:: Input rows
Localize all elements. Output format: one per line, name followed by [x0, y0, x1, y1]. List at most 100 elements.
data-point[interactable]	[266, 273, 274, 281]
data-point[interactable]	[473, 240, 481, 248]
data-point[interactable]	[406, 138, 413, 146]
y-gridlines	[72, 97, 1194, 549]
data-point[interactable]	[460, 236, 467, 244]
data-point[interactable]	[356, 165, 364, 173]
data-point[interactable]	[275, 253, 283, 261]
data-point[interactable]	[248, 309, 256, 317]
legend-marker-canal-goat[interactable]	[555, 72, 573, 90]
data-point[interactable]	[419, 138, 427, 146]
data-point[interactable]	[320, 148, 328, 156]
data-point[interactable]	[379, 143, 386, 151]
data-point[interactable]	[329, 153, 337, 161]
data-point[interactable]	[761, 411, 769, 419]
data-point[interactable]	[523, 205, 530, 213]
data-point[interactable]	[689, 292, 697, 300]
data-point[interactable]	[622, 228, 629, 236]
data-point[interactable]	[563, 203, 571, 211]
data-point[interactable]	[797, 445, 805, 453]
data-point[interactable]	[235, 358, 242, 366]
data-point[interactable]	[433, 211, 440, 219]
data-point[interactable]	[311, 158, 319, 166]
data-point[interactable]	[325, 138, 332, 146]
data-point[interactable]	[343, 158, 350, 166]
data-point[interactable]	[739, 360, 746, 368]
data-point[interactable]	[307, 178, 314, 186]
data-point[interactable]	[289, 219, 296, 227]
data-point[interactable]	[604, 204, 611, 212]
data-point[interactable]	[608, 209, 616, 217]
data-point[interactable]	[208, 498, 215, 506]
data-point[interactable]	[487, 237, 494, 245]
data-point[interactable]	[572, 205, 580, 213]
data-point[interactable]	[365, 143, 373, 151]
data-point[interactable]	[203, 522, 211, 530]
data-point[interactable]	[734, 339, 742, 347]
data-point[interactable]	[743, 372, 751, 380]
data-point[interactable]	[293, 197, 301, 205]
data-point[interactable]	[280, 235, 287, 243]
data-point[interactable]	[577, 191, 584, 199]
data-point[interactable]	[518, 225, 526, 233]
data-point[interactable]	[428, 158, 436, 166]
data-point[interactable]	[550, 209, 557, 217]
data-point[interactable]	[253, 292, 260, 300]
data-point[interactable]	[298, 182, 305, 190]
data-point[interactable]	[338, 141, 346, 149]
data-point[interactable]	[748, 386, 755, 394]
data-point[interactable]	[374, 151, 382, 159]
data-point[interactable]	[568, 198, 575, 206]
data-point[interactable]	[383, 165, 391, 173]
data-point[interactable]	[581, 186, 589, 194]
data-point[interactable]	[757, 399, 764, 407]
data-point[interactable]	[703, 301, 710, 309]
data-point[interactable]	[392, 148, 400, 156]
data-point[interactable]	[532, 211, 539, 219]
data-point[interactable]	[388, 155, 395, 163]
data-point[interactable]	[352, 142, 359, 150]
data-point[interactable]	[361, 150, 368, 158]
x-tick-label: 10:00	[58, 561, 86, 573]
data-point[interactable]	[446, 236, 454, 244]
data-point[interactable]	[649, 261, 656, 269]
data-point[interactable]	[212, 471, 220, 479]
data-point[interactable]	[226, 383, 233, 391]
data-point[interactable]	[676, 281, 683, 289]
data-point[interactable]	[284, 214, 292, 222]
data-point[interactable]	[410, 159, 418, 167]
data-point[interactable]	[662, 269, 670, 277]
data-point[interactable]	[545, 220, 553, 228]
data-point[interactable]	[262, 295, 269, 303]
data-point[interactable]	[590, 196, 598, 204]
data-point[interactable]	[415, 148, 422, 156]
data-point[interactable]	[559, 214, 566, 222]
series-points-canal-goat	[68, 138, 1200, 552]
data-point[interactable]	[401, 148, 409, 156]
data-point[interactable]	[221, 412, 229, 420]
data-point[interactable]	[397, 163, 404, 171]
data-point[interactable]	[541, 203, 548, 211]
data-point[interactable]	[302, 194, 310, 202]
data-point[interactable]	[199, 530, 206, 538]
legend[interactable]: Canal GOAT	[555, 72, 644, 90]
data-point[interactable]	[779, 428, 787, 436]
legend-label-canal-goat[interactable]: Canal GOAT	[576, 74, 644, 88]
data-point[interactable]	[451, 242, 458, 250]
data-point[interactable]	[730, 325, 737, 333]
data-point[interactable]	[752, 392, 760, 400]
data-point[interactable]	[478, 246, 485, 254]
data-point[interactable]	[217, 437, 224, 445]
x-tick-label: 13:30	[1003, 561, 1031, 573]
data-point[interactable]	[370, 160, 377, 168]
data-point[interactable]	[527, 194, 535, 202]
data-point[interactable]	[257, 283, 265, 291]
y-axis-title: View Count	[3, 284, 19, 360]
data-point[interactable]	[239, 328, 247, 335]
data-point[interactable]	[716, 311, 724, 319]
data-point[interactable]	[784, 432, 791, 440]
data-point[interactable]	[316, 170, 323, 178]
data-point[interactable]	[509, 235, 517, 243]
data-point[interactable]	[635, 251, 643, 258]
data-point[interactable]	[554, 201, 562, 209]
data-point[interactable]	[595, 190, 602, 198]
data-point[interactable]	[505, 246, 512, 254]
::::
** Exercise instructions **
Rewrite the data above, swapping every "data-point" for "plot-point" and keeping everything else the same.

** Full solution **
Localize all elements. Output format: one per line, name followed by [x0, y0, x1, y1]. List at most 100 elements.
plot-point[interactable]	[266, 273, 274, 281]
plot-point[interactable]	[473, 240, 481, 248]
plot-point[interactable]	[406, 138, 413, 146]
y-gridlines	[72, 97, 1194, 549]
plot-point[interactable]	[460, 236, 467, 244]
plot-point[interactable]	[356, 165, 364, 173]
plot-point[interactable]	[275, 253, 283, 261]
plot-point[interactable]	[248, 309, 256, 317]
legend-marker-canal-goat[interactable]	[555, 72, 573, 90]
plot-point[interactable]	[419, 138, 427, 146]
plot-point[interactable]	[320, 148, 328, 156]
plot-point[interactable]	[379, 143, 386, 151]
plot-point[interactable]	[329, 153, 337, 161]
plot-point[interactable]	[761, 411, 769, 419]
plot-point[interactable]	[523, 205, 530, 213]
plot-point[interactable]	[689, 292, 697, 300]
plot-point[interactable]	[622, 228, 629, 236]
plot-point[interactable]	[563, 203, 571, 211]
plot-point[interactable]	[797, 445, 805, 453]
plot-point[interactable]	[235, 358, 242, 366]
plot-point[interactable]	[433, 211, 440, 219]
plot-point[interactable]	[311, 158, 319, 166]
plot-point[interactable]	[325, 138, 332, 146]
plot-point[interactable]	[343, 158, 350, 166]
plot-point[interactable]	[739, 360, 746, 368]
plot-point[interactable]	[307, 178, 314, 186]
plot-point[interactable]	[289, 219, 296, 227]
plot-point[interactable]	[604, 204, 611, 212]
plot-point[interactable]	[608, 209, 616, 217]
plot-point[interactable]	[208, 498, 215, 506]
plot-point[interactable]	[487, 237, 494, 245]
plot-point[interactable]	[572, 205, 580, 213]
plot-point[interactable]	[365, 143, 373, 151]
plot-point[interactable]	[203, 522, 211, 530]
plot-point[interactable]	[734, 339, 742, 347]
plot-point[interactable]	[743, 372, 751, 380]
plot-point[interactable]	[293, 197, 301, 205]
plot-point[interactable]	[280, 235, 287, 243]
plot-point[interactable]	[577, 191, 584, 199]
plot-point[interactable]	[518, 225, 526, 233]
plot-point[interactable]	[428, 158, 436, 166]
plot-point[interactable]	[550, 209, 557, 217]
plot-point[interactable]	[253, 292, 260, 300]
plot-point[interactable]	[298, 182, 305, 190]
plot-point[interactable]	[338, 141, 346, 149]
plot-point[interactable]	[748, 386, 755, 394]
plot-point[interactable]	[374, 151, 382, 159]
plot-point[interactable]	[568, 198, 575, 206]
plot-point[interactable]	[383, 165, 391, 173]
plot-point[interactable]	[581, 186, 589, 194]
plot-point[interactable]	[757, 399, 764, 407]
plot-point[interactable]	[703, 301, 710, 309]
plot-point[interactable]	[392, 148, 400, 156]
plot-point[interactable]	[532, 211, 539, 219]
plot-point[interactable]	[388, 155, 395, 163]
plot-point[interactable]	[352, 142, 359, 150]
plot-point[interactable]	[361, 150, 368, 158]
x-tick-label: 10:00	[58, 561, 86, 573]
plot-point[interactable]	[446, 236, 454, 244]
plot-point[interactable]	[649, 261, 656, 269]
plot-point[interactable]	[212, 471, 220, 479]
plot-point[interactable]	[226, 383, 233, 391]
plot-point[interactable]	[676, 281, 683, 289]
plot-point[interactable]	[284, 214, 292, 222]
plot-point[interactable]	[410, 159, 418, 167]
plot-point[interactable]	[662, 269, 670, 277]
plot-point[interactable]	[545, 220, 553, 228]
plot-point[interactable]	[262, 295, 269, 303]
plot-point[interactable]	[590, 196, 598, 204]
plot-point[interactable]	[415, 148, 422, 156]
plot-point[interactable]	[559, 214, 566, 222]
series-points-canal-goat	[68, 138, 1200, 552]
plot-point[interactable]	[401, 148, 409, 156]
plot-point[interactable]	[221, 412, 229, 420]
plot-point[interactable]	[397, 163, 404, 171]
plot-point[interactable]	[541, 203, 548, 211]
plot-point[interactable]	[302, 194, 310, 202]
plot-point[interactable]	[199, 530, 206, 538]
legend[interactable]: Canal GOAT	[555, 72, 644, 90]
plot-point[interactable]	[779, 428, 787, 436]
legend-label-canal-goat[interactable]: Canal GOAT	[576, 74, 644, 88]
plot-point[interactable]	[451, 242, 458, 250]
plot-point[interactable]	[730, 325, 737, 333]
plot-point[interactable]	[752, 392, 760, 400]
plot-point[interactable]	[478, 246, 485, 254]
plot-point[interactable]	[217, 437, 224, 445]
x-tick-label: 13:30	[1003, 561, 1031, 573]
plot-point[interactable]	[370, 160, 377, 168]
plot-point[interactable]	[527, 194, 535, 202]
plot-point[interactable]	[257, 283, 265, 291]
y-axis-title: View Count	[3, 284, 19, 360]
plot-point[interactable]	[239, 328, 247, 335]
plot-point[interactable]	[716, 311, 724, 319]
plot-point[interactable]	[784, 432, 791, 440]
plot-point[interactable]	[316, 170, 323, 178]
plot-point[interactable]	[509, 235, 517, 243]
plot-point[interactable]	[635, 251, 643, 258]
plot-point[interactable]	[554, 201, 562, 209]
plot-point[interactable]	[595, 190, 602, 198]
plot-point[interactable]	[505, 246, 512, 254]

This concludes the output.